== What needs to be done ==
Skip all pictures, then print the remaining material exactly.

Figure record listings:
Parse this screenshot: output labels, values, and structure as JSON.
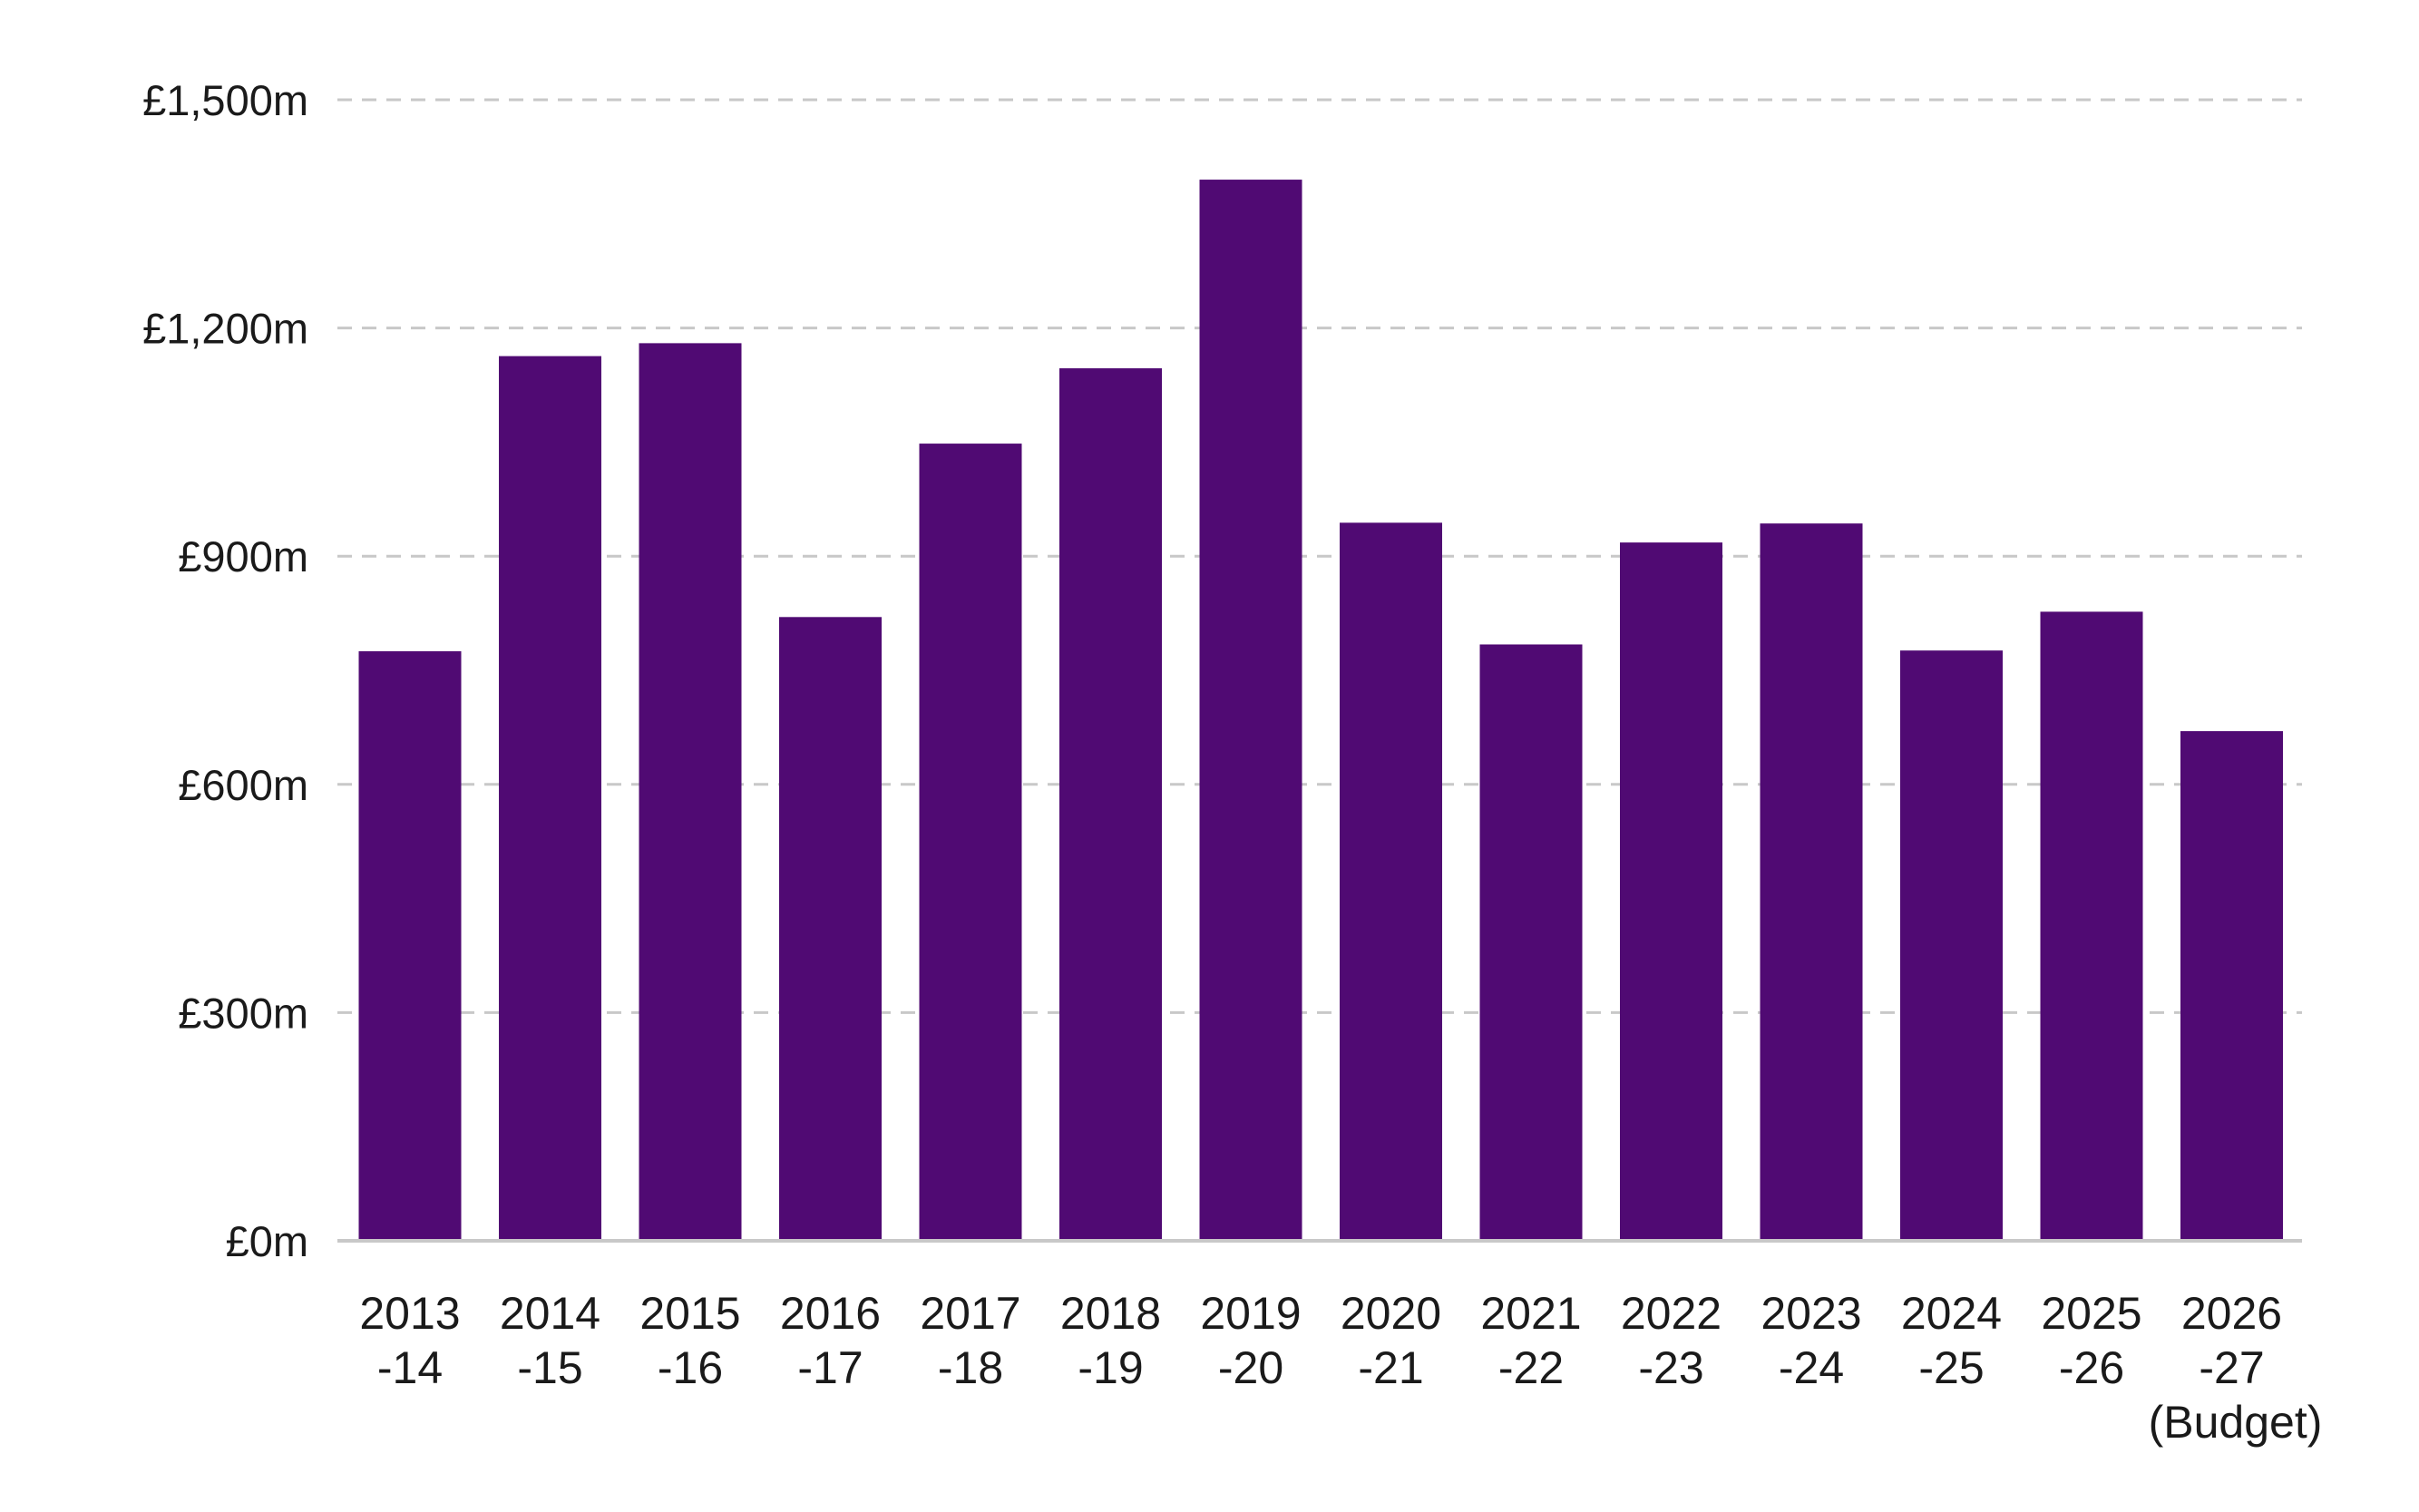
{
  "chart_data": {
    "type": "bar",
    "categories": [
      [
        "2013",
        "-14"
      ],
      [
        "2014",
        "-15"
      ],
      [
        "2015",
        "-16"
      ],
      [
        "2016",
        "-17"
      ],
      [
        "2017",
        "-18"
      ],
      [
        "2018",
        "-19"
      ],
      [
        "2019",
        "-20"
      ],
      [
        "2020",
        "-21"
      ],
      [
        "2021",
        "-22"
      ],
      [
        "2022",
        "-23"
      ],
      [
        "2023",
        "-24"
      ],
      [
        "2024",
        "-25"
      ],
      [
        "2025",
        "-26"
      ],
      [
        "2026",
        "-27",
        "(Budget)"
      ]
    ],
    "values": [
      775,
      1163,
      1180,
      820,
      1048,
      1147,
      1395,
      944,
      784,
      918,
      943,
      776,
      827,
      670
    ],
    "unit": "£m",
    "ylim": [
      0,
      1500
    ],
    "yticks": [
      0,
      300,
      600,
      900,
      1200,
      1500
    ],
    "ytick_labels": [
      "£0m",
      "£300m",
      "£600m",
      "£900m",
      "£1,200m",
      "£1,500m"
    ],
    "title": "",
    "xlabel": "",
    "ylabel": "",
    "grid": "horizontal dashed",
    "legend": "none",
    "colors": {
      "bar": "#500a73",
      "grid": "#c8c8c8",
      "axis": "#c8c8c8",
      "text": "#1a1a1a"
    }
  }
}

== Solution to this exercise ==
Parse this screenshot: output labels, values, and structure as JSON.
{
  "chart_data": {
    "type": "bar",
    "categories": [
      [
        "2013",
        "-14"
      ],
      [
        "2014",
        "-15"
      ],
      [
        "2015",
        "-16"
      ],
      [
        "2016",
        "-17"
      ],
      [
        "2017",
        "-18"
      ],
      [
        "2018",
        "-19"
      ],
      [
        "2019",
        "-20"
      ],
      [
        "2020",
        "-21"
      ],
      [
        "2021",
        "-22"
      ],
      [
        "2022",
        "-23"
      ],
      [
        "2023",
        "-24"
      ],
      [
        "2024",
        "-25"
      ],
      [
        "2025",
        "-26"
      ],
      [
        "2026",
        "-27",
        "(Budget)"
      ]
    ],
    "values": [
      775,
      1163,
      1180,
      820,
      1048,
      1147,
      1395,
      944,
      784,
      918,
      943,
      776,
      827,
      670
    ],
    "unit": "£m",
    "ylim": [
      0,
      1500
    ],
    "yticks": [
      0,
      300,
      600,
      900,
      1200,
      1500
    ],
    "ytick_labels": [
      "£0m",
      "£300m",
      "£600m",
      "£900m",
      "£1,200m",
      "£1,500m"
    ],
    "title": "",
    "xlabel": "",
    "ylabel": "",
    "grid": "horizontal dashed",
    "legend": "none",
    "colors": {
      "bar": "#500a73",
      "grid": "#c8c8c8",
      "axis": "#c8c8c8",
      "text": "#1a1a1a"
    }
  }
}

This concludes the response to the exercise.